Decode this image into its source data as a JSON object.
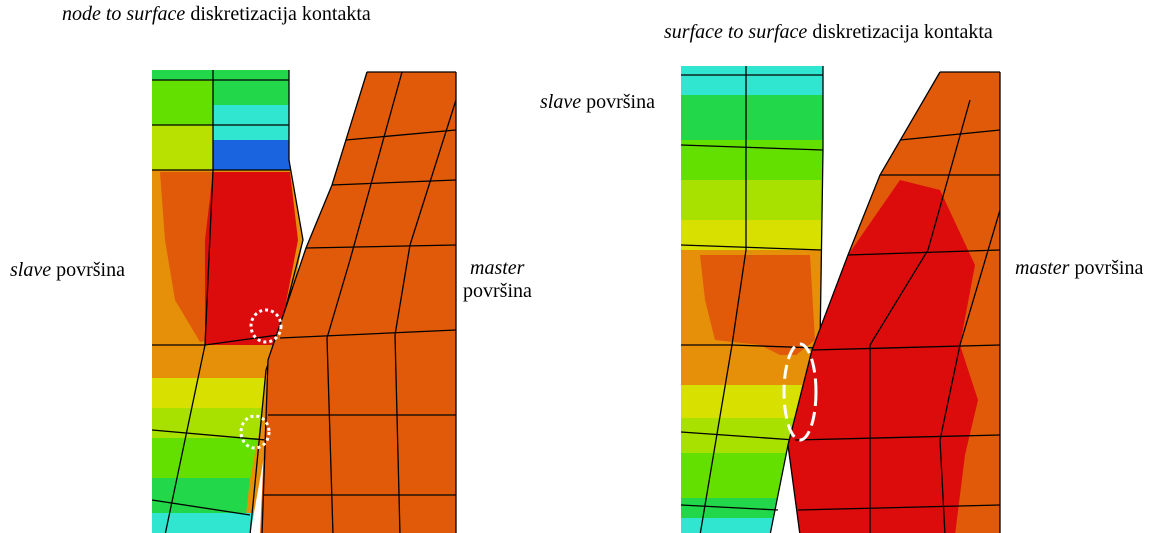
{
  "left_panel": {
    "title_italic": "node to surface",
    "title_rest": " diskretizacija kontakta",
    "slave_italic": "slave",
    "slave_rest": " površina",
    "master_italic": "master",
    "master_line2": "površina"
  },
  "right_panel": {
    "title_italic": "surface to surface",
    "title_rest": " diskretizacija kontakta",
    "slave_italic": "slave",
    "slave_rest": " površina",
    "master_italic": "master",
    "master_rest": " površina"
  },
  "colors": {
    "orange": "#e05a0a",
    "red": "#dc0c0c",
    "dark_orange": "#e6900a",
    "yellow": "#d8e000",
    "yellow_green": "#a8e000",
    "green": "#22d84a",
    "light_green": "#64e000",
    "teal": "#00e0a0",
    "cyan": "#30e6d0",
    "blue": "#1a64e0",
    "mesh": "#000000",
    "marker": "#ffffff"
  }
}
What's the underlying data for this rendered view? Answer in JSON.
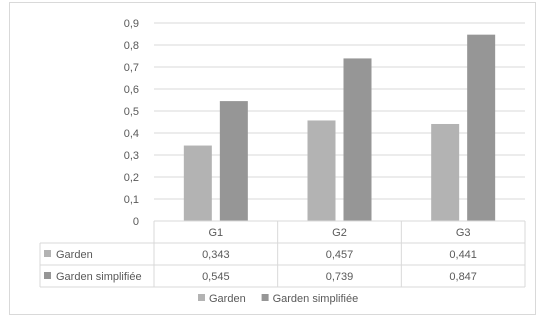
{
  "chart_data": {
    "type": "bar",
    "categories": [
      "G1",
      "G2",
      "G3"
    ],
    "series": [
      {
        "name": "Garden",
        "values": [
          0.343,
          0.457,
          0.441
        ],
        "labels": [
          "0,343",
          "0,457",
          "0,441"
        ],
        "color": "#b3b3b3"
      },
      {
        "name": "Garden simplifiée",
        "values": [
          0.545,
          0.739,
          0.847
        ],
        "labels": [
          "0,545",
          "0,739",
          "0,847"
        ],
        "color": "#969696"
      }
    ],
    "yticks": [
      "0",
      "0,1",
      "0,2",
      "0,3",
      "0,4",
      "0,5",
      "0,6",
      "0,7",
      "0,8",
      "0,9"
    ],
    "ylim": [
      0,
      0.9
    ],
    "grid": true,
    "data_table": true,
    "legend_position": "bottom",
    "title": "",
    "xlabel": "",
    "ylabel": ""
  }
}
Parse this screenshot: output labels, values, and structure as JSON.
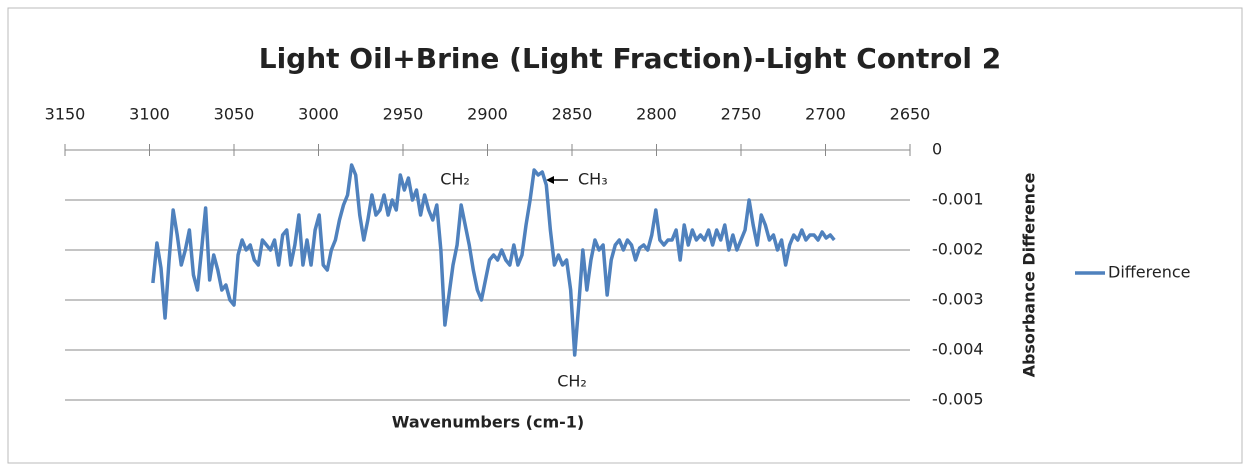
{
  "chart_data": {
    "type": "line",
    "title": "Light Oil+Brine (Light Fraction)-Light Control 2",
    "x_label": "Wavenumbers (cm-1)",
    "y_label": "Absorbance Difference",
    "annotations": [
      "CH₂",
      "CH₃",
      "CH₂"
    ],
    "x": [
      3098.0,
      3095.6,
      3093.2,
      3090.8,
      3088.4,
      3086.0,
      3083.6,
      3081.2,
      3078.8,
      3076.4,
      3074.0,
      3071.6,
      3069.2,
      3066.8,
      3064.4,
      3062.0,
      3059.6,
      3057.2,
      3054.8,
      3052.4,
      3050.0,
      3047.6,
      3045.2,
      3042.8,
      3040.4,
      3038.0,
      3035.6,
      3033.2,
      3030.8,
      3028.4,
      3026.0,
      3023.6,
      3021.2,
      3018.8,
      3016.4,
      3014.0,
      3011.6,
      3009.2,
      3006.8,
      3004.4,
      3002.0,
      2999.6,
      2997.2,
      2994.8,
      2992.4,
      2990.0,
      2987.6,
      2985.2,
      2982.8,
      2980.4,
      2978.0,
      2975.6,
      2973.2,
      2970.8,
      2968.4,
      2966.0,
      2963.6,
      2961.2,
      2958.8,
      2956.4,
      2954.0,
      2951.6,
      2949.2,
      2946.8,
      2944.4,
      2942.0,
      2939.6,
      2937.2,
      2934.8,
      2932.4,
      2930.0,
      2927.6,
      2925.2,
      2922.8,
      2920.4,
      2918.0,
      2915.6,
      2913.2,
      2910.8,
      2908.4,
      2906.0,
      2903.6,
      2901.2,
      2898.8,
      2896.4,
      2894.0,
      2891.6,
      2889.2,
      2886.8,
      2884.4,
      2882.0,
      2879.6,
      2877.2,
      2874.8,
      2872.4,
      2870.0,
      2867.6,
      2865.2,
      2862.8,
      2860.4,
      2858.0,
      2855.6,
      2853.2,
      2850.8,
      2848.4,
      2846.0,
      2843.6,
      2841.2,
      2838.8,
      2836.4,
      2834.0,
      2831.6,
      2829.2,
      2826.8,
      2824.4,
      2822.0,
      2819.6,
      2817.2,
      2814.8,
      2812.4,
      2810.0,
      2807.6,
      2805.2,
      2802.8,
      2800.4,
      2798.0,
      2795.6,
      2793.2,
      2790.8,
      2788.4,
      2786.0,
      2783.6,
      2781.2,
      2778.8,
      2776.4,
      2774.0,
      2771.6,
      2769.2,
      2766.8,
      2764.4,
      2762.0,
      2759.6,
      2757.2,
      2754.8,
      2752.4,
      2750.0,
      2747.6,
      2745.2,
      2742.8,
      2740.4,
      2738.0,
      2735.6,
      2733.2,
      2730.8,
      2728.4,
      2726.0,
      2723.6,
      2721.2,
      2718.8,
      2716.4,
      2714.0,
      2711.6,
      2709.2,
      2706.8,
      2704.4,
      2702.0,
      2699.6,
      2697.2,
      2694.8
    ],
    "series": [
      {
        "name": "Difference",
        "color": "#4f81bd",
        "values": [
          -0.00266,
          -0.00186,
          -0.00236,
          -0.00336,
          -0.0022,
          -0.0012,
          -0.0017,
          -0.0023,
          -0.002,
          -0.0016,
          -0.0025,
          -0.0028,
          -0.002,
          -0.00116,
          -0.0026,
          -0.0021,
          -0.0024,
          -0.0028,
          -0.0027,
          -0.003,
          -0.0031,
          -0.0021,
          -0.0018,
          -0.002,
          -0.0019,
          -0.0022,
          -0.0023,
          -0.0018,
          -0.0019,
          -0.002,
          -0.0018,
          -0.0023,
          -0.0017,
          -0.0016,
          -0.0023,
          -0.0019,
          -0.0013,
          -0.0023,
          -0.0018,
          -0.0023,
          -0.0016,
          -0.0013,
          -0.0023,
          -0.0024,
          -0.002,
          -0.0018,
          -0.0014,
          -0.0011,
          -0.0009,
          -0.0003,
          -0.0005,
          -0.0013,
          -0.0018,
          -0.0014,
          -0.0009,
          -0.0013,
          -0.0012,
          -0.0009,
          -0.0013,
          -0.001,
          -0.0012,
          -0.0005,
          -0.0008,
          -0.00056,
          -0.001,
          -0.0008,
          -0.0013,
          -0.0009,
          -0.0012,
          -0.0014,
          -0.0011,
          -0.002,
          -0.0035,
          -0.0029,
          -0.0023,
          -0.0019,
          -0.0011,
          -0.0015,
          -0.0019,
          -0.0024,
          -0.0028,
          -0.003,
          -0.0026,
          -0.0022,
          -0.0021,
          -0.0022,
          -0.002,
          -0.0022,
          -0.0023,
          -0.0019,
          -0.0023,
          -0.0021,
          -0.0015,
          -0.001,
          -0.0004,
          -0.0005,
          -0.00044,
          -0.0007,
          -0.0016,
          -0.0023,
          -0.0021,
          -0.0023,
          -0.0022,
          -0.0028,
          -0.0041,
          -0.0031,
          -0.002,
          -0.0028,
          -0.0022,
          -0.0018,
          -0.002,
          -0.0019,
          -0.0029,
          -0.0022,
          -0.0019,
          -0.0018,
          -0.002,
          -0.0018,
          -0.0019,
          -0.0022,
          -0.00196,
          -0.0019,
          -0.002,
          -0.0017,
          -0.0012,
          -0.0018,
          -0.0019,
          -0.0018,
          -0.0018,
          -0.0016,
          -0.0022,
          -0.0015,
          -0.0019,
          -0.0016,
          -0.0018,
          -0.0017,
          -0.0018,
          -0.0016,
          -0.0019,
          -0.0016,
          -0.0018,
          -0.0015,
          -0.002,
          -0.0017,
          -0.002,
          -0.0018,
          -0.0016,
          -0.001,
          -0.0015,
          -0.0019,
          -0.0013,
          -0.0015,
          -0.0018,
          -0.0017,
          -0.002,
          -0.0018,
          -0.0023,
          -0.0019,
          -0.0017,
          -0.0018,
          -0.0016,
          -0.0018,
          -0.0017,
          -0.0017,
          -0.0018,
          -0.00164,
          -0.00176,
          -0.0017,
          -0.0018
        ]
      }
    ],
    "xlim": [
      3150,
      2650
    ],
    "xticks": [
      3150,
      3100,
      3050,
      3000,
      2950,
      2900,
      2850,
      2800,
      2750,
      2700,
      2650
    ],
    "ylim": [
      -0.005,
      0
    ],
    "yticks": [
      0,
      -0.001,
      -0.002,
      -0.003,
      -0.004,
      -0.005
    ],
    "grid": true,
    "legend": "right"
  }
}
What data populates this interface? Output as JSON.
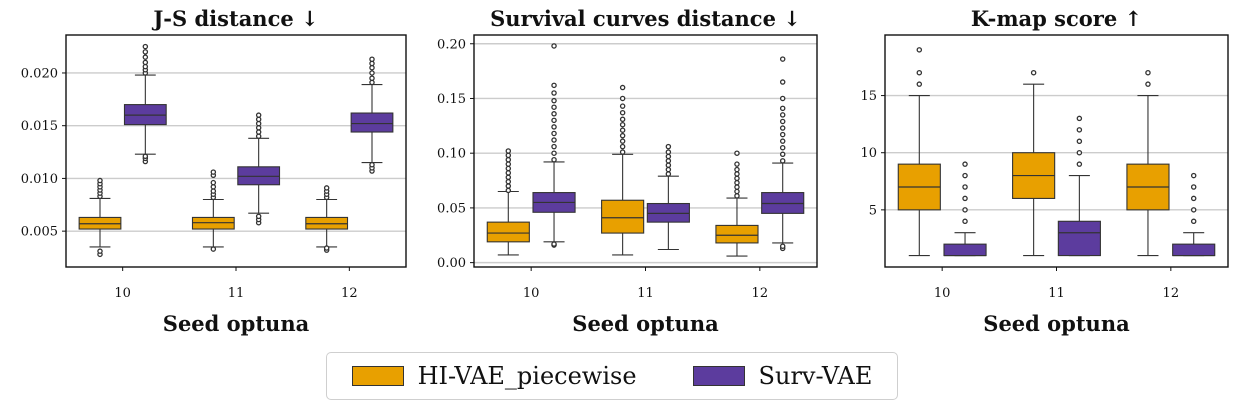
----
From the listing above, copy every line that holds the string "name".

OUTPUT:
        "name": "Garden",
        "name": "Garden simplifiée",
        "name": "Difference",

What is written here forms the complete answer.